_RECORDS SHOWN:_
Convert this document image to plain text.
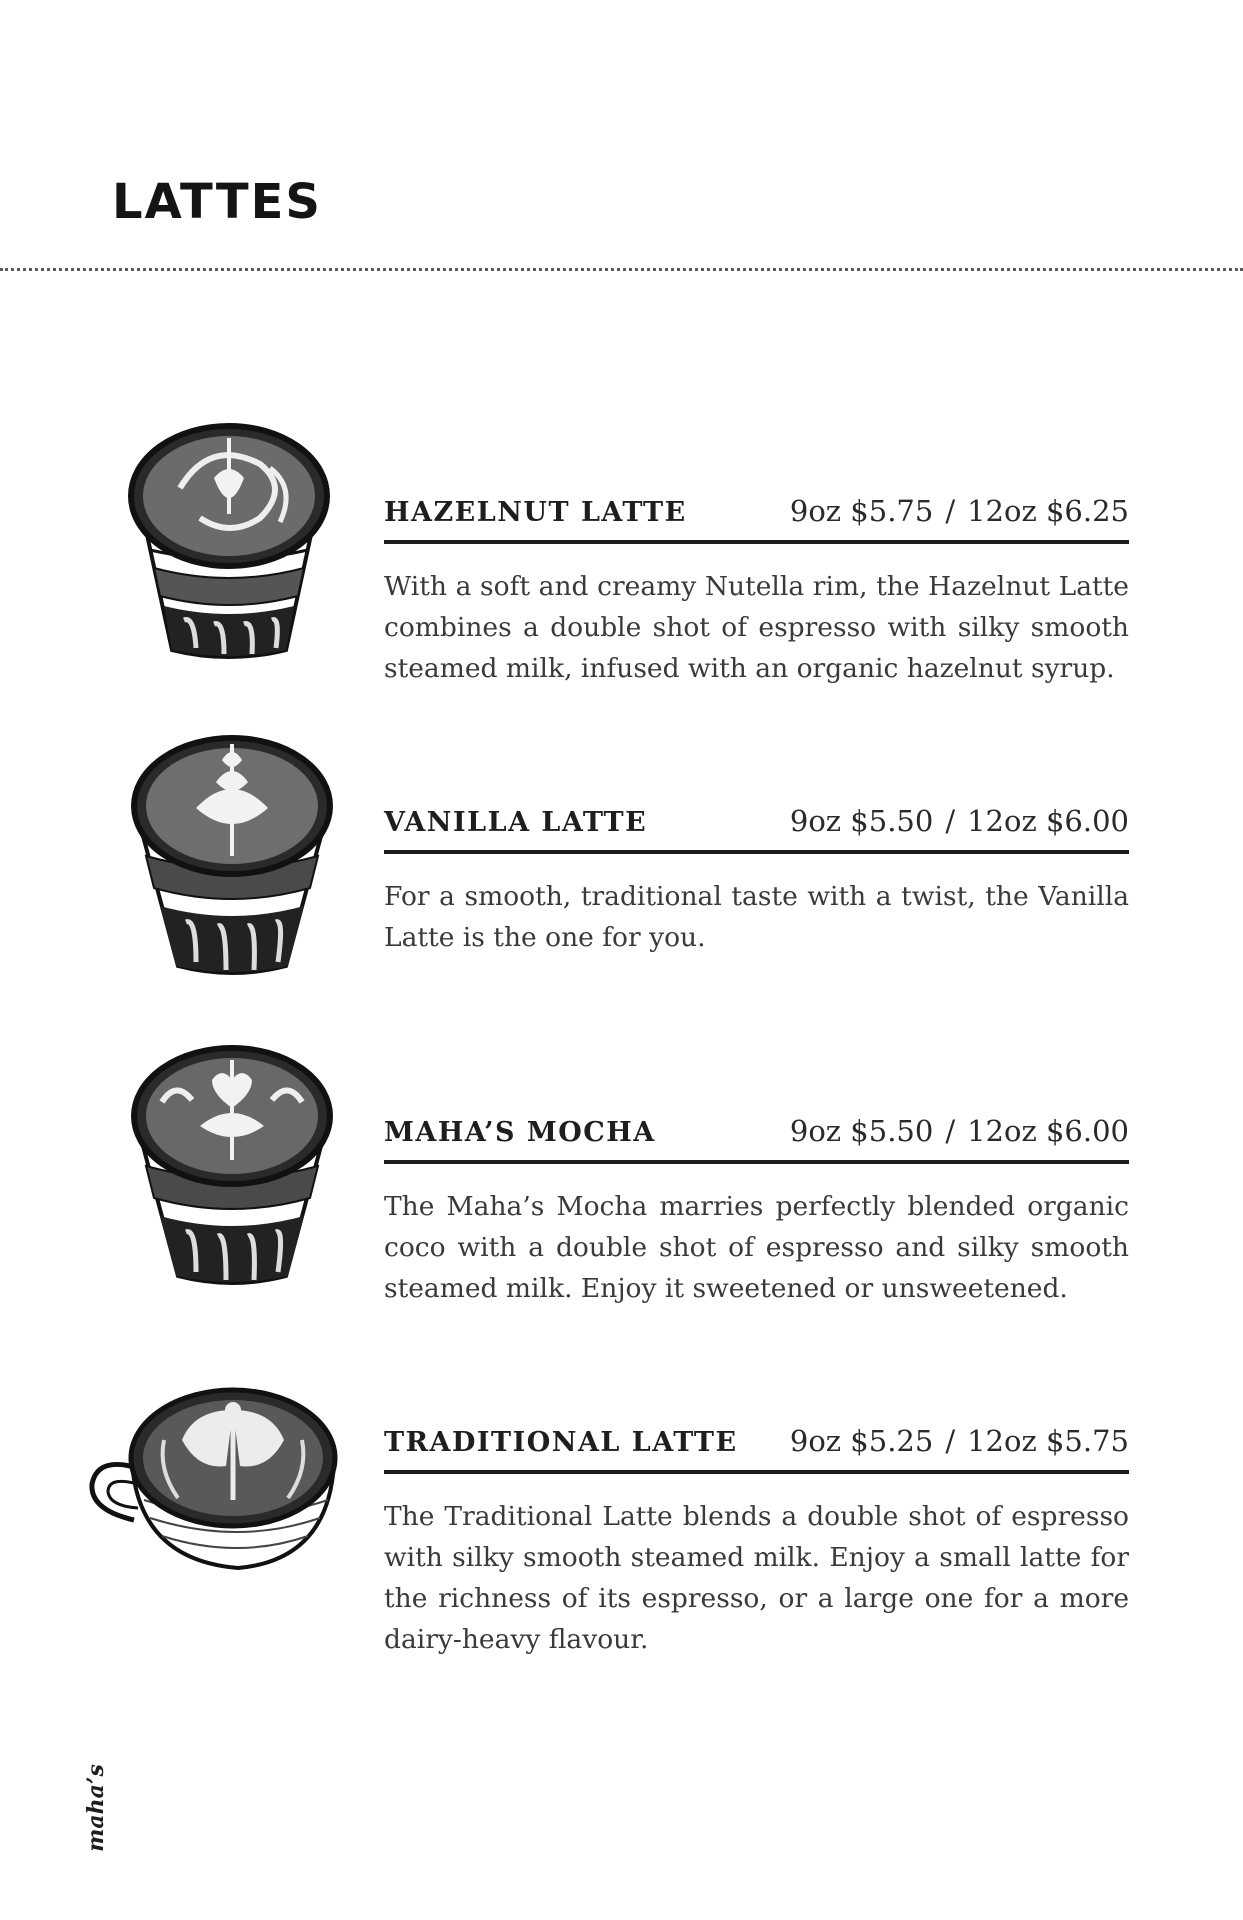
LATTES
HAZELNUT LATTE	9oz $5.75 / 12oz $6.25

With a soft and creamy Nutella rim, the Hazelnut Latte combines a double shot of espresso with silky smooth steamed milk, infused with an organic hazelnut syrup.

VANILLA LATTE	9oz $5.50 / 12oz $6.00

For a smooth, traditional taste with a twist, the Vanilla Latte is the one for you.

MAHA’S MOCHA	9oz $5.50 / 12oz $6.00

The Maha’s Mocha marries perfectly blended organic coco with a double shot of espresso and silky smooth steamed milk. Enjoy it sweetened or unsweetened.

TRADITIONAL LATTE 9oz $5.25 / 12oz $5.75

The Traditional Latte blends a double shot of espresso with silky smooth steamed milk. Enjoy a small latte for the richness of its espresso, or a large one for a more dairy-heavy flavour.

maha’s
==
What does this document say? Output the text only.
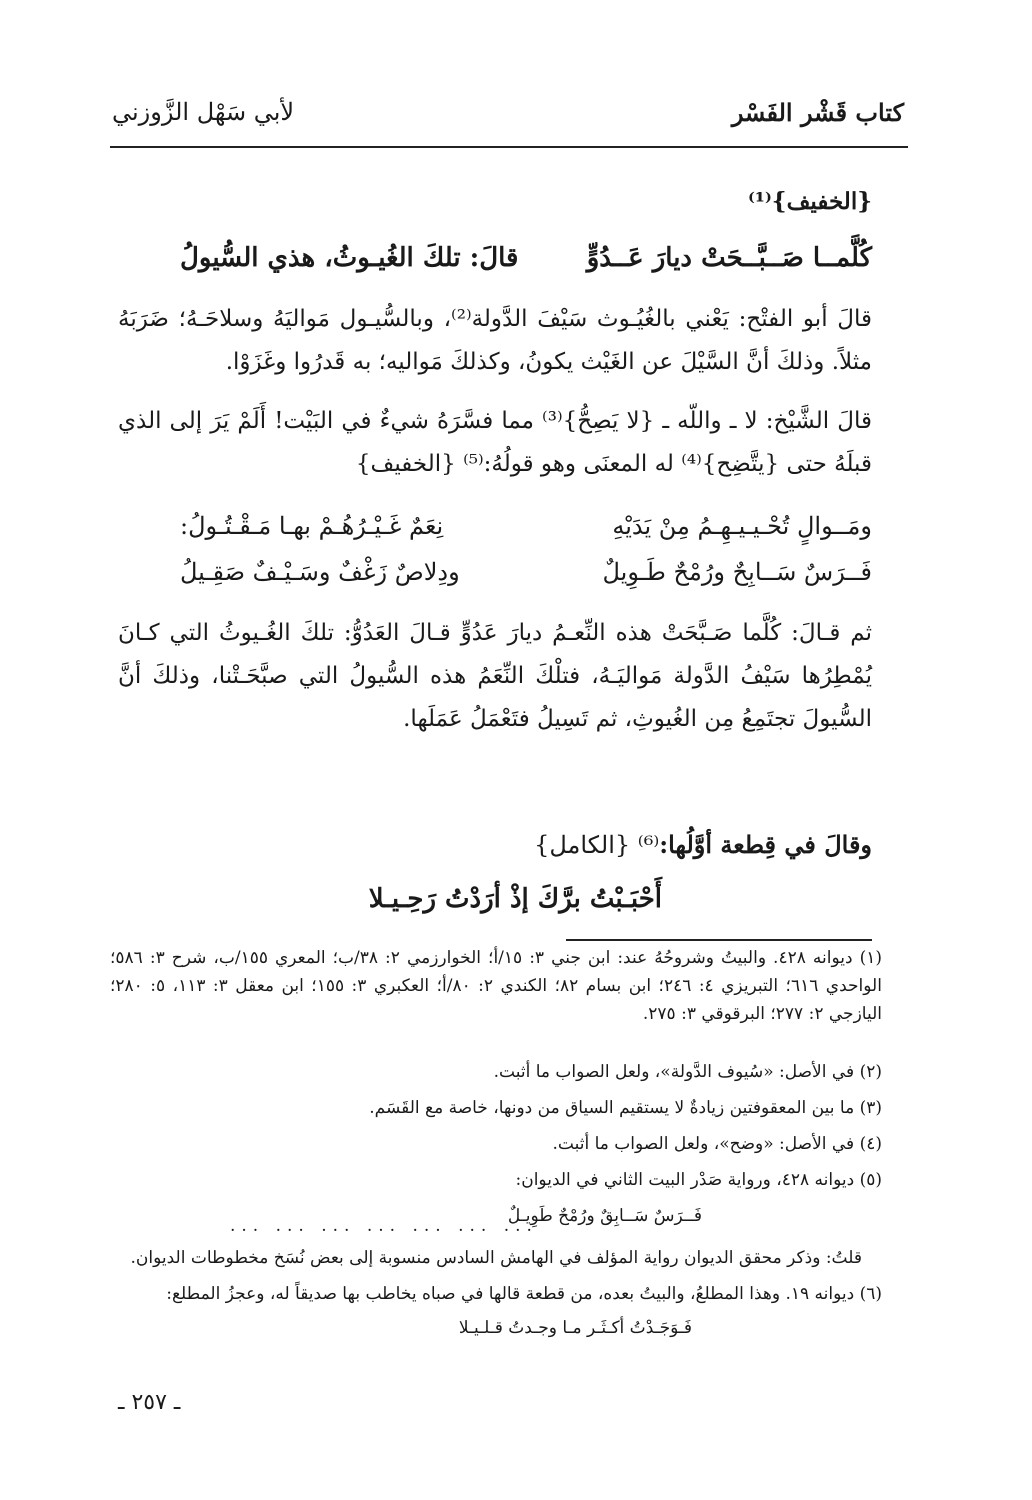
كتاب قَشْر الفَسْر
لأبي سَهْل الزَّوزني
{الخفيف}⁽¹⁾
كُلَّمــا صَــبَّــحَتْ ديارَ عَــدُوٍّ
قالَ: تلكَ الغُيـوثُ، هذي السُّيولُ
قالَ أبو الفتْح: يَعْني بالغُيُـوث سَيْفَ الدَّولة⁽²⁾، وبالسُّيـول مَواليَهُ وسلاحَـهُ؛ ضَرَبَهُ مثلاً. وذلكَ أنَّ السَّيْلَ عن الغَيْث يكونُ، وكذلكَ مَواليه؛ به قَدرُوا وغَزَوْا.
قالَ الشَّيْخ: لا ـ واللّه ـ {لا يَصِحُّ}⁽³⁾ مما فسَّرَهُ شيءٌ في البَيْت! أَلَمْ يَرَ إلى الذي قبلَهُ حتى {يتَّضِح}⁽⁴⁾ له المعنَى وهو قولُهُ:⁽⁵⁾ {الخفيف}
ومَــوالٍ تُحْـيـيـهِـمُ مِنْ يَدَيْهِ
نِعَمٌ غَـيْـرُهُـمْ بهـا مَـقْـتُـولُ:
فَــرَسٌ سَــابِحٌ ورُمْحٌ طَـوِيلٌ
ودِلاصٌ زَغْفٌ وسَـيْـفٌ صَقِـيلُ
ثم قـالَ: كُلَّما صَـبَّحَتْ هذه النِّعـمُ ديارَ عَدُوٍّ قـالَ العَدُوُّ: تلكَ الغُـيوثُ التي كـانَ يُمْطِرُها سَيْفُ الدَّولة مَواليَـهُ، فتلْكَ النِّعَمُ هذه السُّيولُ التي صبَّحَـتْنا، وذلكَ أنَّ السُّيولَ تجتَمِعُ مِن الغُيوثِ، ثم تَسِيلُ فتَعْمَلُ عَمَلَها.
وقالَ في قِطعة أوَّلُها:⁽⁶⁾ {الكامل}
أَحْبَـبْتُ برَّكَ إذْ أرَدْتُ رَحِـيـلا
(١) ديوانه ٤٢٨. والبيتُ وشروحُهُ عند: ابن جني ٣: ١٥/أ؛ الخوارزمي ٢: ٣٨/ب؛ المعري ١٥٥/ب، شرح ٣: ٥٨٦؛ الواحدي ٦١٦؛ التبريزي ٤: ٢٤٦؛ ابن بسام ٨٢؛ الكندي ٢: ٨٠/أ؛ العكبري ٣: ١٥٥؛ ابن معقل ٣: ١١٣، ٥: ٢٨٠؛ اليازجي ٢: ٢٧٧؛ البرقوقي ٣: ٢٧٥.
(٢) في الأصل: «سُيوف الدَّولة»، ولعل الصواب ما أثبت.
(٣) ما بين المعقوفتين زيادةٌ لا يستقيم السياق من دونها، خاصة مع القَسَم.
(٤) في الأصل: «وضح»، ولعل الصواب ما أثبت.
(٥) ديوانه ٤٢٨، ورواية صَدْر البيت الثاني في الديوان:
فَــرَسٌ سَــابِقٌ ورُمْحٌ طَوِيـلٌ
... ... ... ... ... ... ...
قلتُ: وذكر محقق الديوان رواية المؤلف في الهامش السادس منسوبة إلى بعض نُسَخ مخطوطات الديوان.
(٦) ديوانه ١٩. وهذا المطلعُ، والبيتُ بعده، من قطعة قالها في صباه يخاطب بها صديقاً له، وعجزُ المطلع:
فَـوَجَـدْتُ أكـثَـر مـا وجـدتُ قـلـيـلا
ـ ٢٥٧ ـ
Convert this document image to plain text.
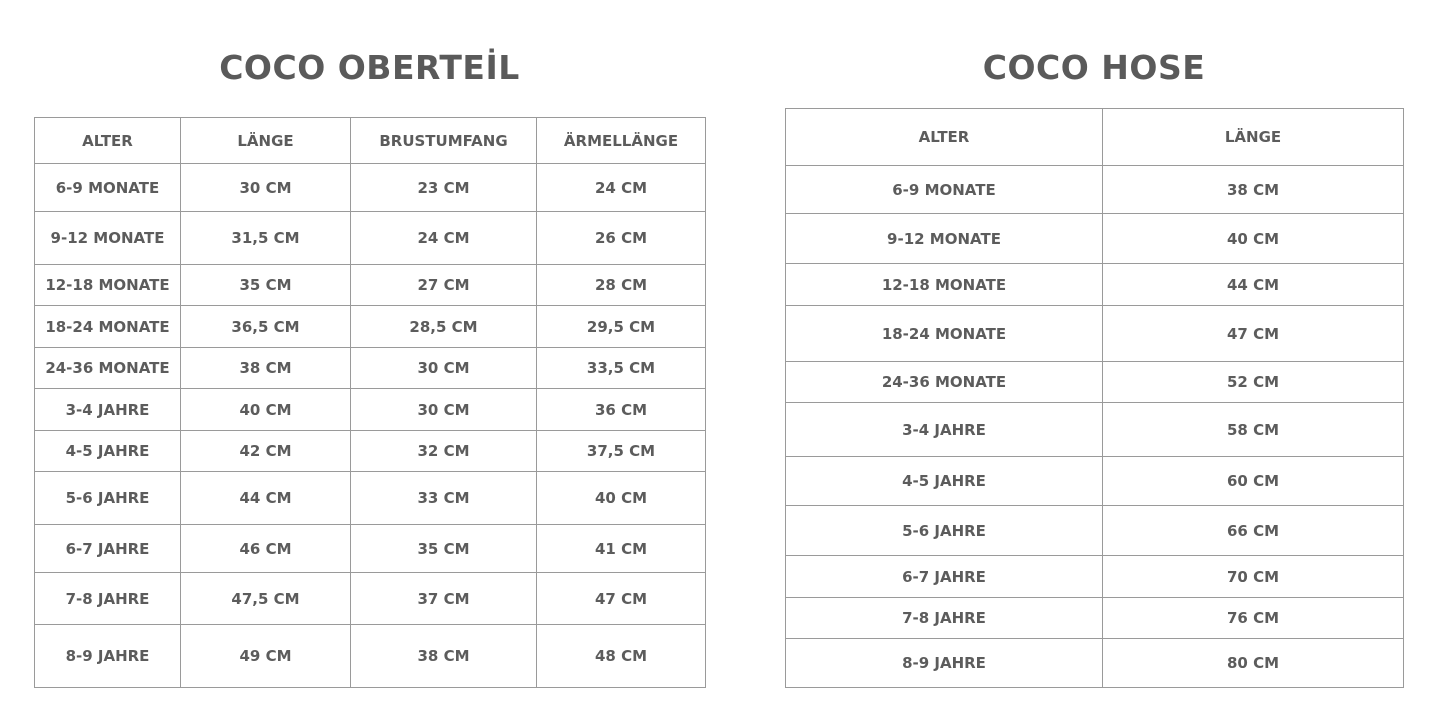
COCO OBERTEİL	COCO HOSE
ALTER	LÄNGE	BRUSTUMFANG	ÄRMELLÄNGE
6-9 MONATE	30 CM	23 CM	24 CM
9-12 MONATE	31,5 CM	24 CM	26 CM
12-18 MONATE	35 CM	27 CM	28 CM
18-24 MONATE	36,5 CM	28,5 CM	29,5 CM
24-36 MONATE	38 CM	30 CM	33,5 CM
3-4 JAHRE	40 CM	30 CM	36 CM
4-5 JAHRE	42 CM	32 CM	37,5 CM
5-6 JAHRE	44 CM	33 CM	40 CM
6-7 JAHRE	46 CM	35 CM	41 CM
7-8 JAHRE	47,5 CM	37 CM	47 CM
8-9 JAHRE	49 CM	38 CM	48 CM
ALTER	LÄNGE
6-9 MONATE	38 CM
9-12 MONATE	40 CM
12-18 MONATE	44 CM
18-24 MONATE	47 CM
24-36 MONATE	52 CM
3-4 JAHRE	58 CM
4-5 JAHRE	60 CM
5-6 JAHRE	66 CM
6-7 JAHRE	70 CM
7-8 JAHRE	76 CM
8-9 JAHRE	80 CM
---
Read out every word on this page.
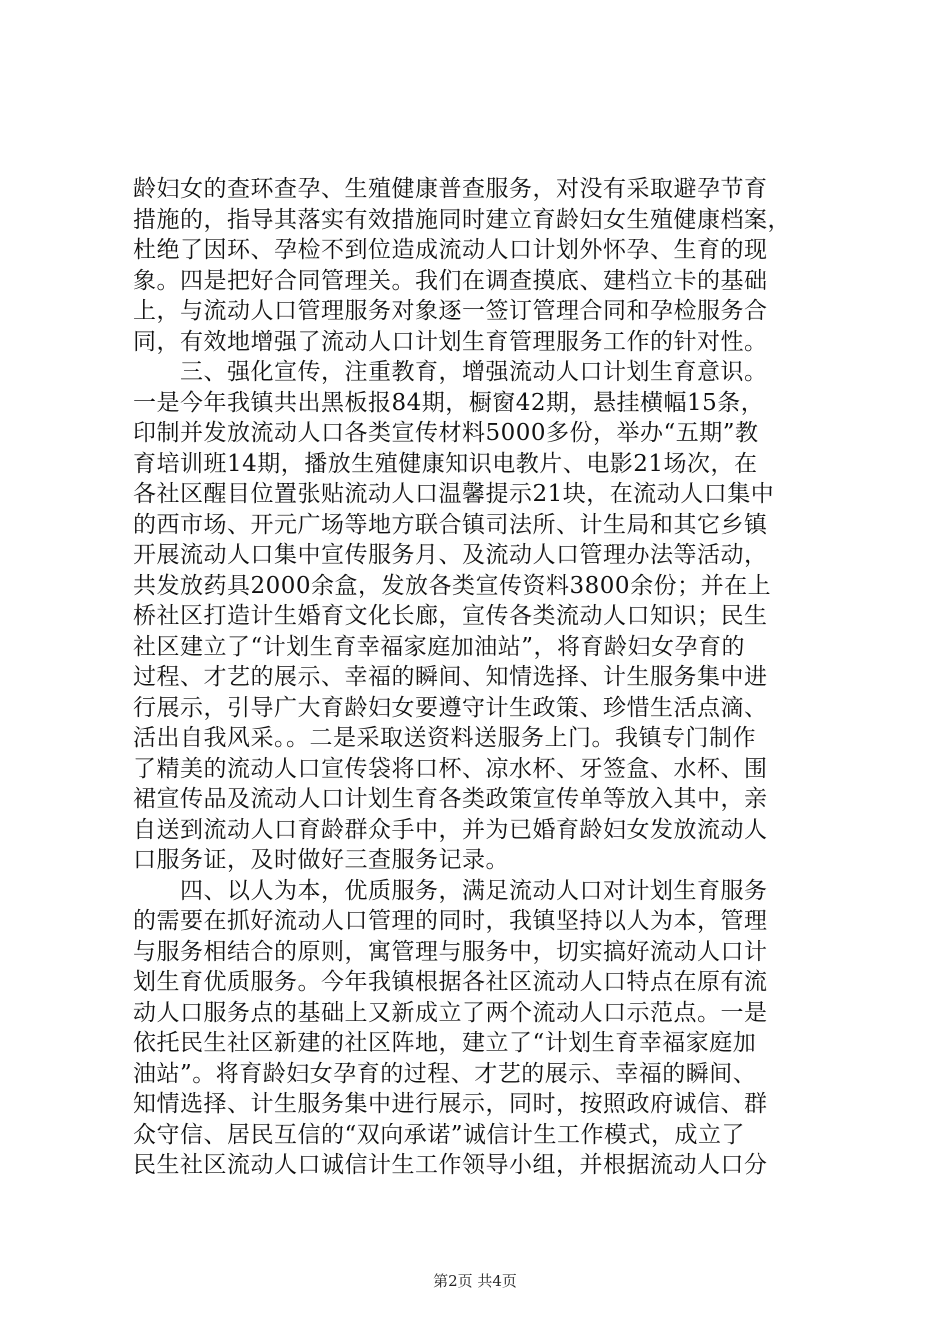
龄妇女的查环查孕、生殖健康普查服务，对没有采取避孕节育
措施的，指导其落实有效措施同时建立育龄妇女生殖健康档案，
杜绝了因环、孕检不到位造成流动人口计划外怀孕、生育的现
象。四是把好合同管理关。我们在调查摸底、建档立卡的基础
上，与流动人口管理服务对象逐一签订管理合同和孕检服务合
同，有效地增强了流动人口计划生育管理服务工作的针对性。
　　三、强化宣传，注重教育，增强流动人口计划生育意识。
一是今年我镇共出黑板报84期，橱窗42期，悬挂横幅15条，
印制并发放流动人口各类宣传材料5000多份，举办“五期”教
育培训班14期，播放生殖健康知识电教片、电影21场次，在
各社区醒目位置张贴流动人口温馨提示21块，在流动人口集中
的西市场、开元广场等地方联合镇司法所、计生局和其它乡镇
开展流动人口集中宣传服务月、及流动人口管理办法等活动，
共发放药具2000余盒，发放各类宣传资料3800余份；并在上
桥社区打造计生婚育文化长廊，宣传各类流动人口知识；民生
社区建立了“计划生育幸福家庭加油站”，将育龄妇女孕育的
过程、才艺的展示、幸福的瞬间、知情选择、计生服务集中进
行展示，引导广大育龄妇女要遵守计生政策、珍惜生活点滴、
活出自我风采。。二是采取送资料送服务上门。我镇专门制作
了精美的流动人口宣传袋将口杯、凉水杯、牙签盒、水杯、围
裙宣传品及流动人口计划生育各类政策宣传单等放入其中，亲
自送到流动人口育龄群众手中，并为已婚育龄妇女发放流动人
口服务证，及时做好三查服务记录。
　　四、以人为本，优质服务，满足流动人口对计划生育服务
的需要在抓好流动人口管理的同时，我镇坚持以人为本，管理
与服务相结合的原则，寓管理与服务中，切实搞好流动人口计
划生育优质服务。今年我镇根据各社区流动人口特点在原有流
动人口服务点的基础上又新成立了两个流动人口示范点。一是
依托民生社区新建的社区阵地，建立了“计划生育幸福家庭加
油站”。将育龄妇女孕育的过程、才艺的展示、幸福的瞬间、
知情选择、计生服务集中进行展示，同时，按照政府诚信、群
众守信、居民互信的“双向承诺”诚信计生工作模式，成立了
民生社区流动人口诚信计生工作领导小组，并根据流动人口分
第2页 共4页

_EXERCISE GOAL:_
Give back only a number, the number of lines where the string "JAHRE" occurs.

_THE SOLUTION:_
12